** begin Records for the task **
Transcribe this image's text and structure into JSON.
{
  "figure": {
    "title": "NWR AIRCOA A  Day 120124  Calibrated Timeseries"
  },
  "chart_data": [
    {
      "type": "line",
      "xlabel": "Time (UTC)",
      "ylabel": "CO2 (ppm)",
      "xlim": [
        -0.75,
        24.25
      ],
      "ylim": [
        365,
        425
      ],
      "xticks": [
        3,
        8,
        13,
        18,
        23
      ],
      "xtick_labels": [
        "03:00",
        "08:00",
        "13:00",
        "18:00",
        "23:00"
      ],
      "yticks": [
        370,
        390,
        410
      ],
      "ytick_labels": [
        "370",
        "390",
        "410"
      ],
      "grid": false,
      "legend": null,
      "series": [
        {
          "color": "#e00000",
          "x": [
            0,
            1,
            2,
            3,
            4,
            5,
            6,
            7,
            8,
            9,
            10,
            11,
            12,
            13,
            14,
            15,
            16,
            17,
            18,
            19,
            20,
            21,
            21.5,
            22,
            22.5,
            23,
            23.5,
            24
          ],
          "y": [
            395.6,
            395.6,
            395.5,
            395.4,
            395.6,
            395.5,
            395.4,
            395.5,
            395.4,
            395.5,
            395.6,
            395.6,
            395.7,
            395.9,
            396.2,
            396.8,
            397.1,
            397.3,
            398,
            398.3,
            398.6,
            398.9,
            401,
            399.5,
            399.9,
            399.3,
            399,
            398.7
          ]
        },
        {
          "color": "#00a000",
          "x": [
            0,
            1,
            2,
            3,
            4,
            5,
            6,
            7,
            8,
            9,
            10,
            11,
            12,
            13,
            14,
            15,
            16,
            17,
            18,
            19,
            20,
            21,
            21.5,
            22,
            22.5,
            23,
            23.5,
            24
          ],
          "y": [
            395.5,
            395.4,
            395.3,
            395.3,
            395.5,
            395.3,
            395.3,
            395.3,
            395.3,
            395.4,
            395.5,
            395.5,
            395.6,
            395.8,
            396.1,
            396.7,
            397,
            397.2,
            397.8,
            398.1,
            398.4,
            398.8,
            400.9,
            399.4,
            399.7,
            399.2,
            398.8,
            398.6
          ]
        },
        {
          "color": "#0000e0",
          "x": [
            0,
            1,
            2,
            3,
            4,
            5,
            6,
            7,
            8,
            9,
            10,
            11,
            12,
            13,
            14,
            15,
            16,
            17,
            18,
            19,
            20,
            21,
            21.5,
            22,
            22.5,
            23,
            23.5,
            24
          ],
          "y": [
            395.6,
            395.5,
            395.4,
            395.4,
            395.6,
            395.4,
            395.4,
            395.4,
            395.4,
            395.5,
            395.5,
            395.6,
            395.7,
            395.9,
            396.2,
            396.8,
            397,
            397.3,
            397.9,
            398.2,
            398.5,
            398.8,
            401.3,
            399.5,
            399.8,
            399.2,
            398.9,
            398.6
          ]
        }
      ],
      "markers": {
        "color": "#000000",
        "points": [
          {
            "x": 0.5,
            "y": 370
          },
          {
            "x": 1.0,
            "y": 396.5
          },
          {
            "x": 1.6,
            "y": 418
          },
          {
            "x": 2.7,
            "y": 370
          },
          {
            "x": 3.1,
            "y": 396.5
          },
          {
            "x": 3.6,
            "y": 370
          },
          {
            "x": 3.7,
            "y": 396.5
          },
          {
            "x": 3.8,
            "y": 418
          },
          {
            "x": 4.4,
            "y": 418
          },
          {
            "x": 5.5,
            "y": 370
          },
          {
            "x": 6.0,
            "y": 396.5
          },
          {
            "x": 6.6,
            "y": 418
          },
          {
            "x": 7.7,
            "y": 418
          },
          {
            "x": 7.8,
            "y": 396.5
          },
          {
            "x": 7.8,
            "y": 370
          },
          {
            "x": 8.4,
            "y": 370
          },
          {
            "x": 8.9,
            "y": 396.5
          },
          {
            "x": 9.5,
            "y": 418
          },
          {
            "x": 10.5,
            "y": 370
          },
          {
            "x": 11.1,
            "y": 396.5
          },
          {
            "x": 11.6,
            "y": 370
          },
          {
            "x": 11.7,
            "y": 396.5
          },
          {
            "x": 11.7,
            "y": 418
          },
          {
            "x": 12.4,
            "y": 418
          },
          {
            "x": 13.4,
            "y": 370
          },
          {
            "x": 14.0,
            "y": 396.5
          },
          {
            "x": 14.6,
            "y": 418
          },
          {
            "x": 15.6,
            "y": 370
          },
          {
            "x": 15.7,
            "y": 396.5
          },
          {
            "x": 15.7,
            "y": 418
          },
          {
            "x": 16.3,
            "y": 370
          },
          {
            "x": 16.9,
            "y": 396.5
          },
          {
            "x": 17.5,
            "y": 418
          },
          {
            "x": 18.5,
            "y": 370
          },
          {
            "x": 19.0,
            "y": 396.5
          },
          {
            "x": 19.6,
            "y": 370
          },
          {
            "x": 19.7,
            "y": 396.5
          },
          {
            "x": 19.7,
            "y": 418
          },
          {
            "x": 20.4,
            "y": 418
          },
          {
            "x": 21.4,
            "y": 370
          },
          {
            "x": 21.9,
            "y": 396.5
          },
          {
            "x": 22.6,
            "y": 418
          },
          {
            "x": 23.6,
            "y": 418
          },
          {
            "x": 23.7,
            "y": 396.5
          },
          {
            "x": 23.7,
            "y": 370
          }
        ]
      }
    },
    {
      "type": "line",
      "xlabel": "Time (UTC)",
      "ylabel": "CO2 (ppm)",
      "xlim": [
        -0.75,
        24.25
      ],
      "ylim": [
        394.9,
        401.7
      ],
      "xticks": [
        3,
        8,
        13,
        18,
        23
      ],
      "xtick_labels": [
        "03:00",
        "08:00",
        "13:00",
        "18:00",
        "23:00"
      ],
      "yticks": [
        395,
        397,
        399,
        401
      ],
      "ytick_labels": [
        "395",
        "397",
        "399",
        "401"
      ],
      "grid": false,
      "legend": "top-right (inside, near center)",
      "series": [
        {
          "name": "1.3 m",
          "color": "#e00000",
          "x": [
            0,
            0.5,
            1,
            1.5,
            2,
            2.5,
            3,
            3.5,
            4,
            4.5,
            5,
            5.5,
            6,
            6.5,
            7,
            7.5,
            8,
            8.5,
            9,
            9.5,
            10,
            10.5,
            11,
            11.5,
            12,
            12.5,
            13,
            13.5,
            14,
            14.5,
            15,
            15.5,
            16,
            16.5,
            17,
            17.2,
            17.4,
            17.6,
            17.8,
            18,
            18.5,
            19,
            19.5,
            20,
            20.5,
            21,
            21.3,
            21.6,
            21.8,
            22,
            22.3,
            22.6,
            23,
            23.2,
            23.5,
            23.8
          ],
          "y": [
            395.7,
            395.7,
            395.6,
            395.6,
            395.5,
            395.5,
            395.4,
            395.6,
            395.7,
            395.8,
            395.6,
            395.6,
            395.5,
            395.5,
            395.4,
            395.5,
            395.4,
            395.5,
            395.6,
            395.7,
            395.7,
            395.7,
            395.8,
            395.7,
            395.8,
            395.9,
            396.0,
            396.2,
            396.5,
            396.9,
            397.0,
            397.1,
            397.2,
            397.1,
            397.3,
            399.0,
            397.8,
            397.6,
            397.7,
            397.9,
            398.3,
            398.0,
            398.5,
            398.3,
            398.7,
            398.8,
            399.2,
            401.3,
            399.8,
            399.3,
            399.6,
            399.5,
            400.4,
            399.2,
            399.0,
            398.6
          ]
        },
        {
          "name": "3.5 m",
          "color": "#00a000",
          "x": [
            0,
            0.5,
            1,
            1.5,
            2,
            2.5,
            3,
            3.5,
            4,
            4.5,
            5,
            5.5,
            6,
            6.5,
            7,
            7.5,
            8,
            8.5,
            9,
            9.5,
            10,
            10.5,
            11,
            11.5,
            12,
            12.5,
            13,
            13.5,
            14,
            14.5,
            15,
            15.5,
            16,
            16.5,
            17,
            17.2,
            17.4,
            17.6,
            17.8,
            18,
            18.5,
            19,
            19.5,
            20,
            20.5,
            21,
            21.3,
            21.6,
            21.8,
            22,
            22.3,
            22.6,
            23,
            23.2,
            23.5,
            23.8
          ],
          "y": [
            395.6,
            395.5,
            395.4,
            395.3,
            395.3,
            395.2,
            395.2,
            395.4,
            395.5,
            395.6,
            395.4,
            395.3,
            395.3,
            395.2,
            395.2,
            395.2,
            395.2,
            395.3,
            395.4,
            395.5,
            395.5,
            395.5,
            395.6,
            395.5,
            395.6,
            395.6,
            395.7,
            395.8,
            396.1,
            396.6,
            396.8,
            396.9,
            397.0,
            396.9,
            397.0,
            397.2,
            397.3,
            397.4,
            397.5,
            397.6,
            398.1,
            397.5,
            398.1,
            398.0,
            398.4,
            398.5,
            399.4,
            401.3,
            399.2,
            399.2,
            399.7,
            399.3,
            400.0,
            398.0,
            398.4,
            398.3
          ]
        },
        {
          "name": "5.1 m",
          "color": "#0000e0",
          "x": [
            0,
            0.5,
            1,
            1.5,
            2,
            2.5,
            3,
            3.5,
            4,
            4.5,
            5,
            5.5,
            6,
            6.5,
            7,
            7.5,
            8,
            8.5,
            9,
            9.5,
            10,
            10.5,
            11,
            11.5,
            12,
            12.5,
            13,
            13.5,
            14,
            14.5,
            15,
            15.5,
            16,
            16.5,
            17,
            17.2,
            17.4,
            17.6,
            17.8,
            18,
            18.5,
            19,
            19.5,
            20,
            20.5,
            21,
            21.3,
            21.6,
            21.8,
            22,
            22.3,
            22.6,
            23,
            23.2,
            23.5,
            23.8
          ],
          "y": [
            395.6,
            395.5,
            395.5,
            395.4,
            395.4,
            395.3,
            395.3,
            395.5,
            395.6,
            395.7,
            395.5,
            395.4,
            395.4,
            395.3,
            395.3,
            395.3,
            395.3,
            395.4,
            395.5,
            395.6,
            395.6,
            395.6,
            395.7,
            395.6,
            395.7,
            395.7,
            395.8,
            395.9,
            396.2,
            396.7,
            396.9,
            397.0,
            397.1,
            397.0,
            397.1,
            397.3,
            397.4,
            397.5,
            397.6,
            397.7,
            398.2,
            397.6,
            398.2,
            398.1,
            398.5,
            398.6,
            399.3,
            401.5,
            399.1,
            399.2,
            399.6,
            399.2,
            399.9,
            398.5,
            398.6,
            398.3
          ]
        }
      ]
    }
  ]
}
** end Records for the task **
Check each line of the records for the word "legend" and extract those that contain it.

      "legend": null,
      "legend": "top-right (inside, near center)",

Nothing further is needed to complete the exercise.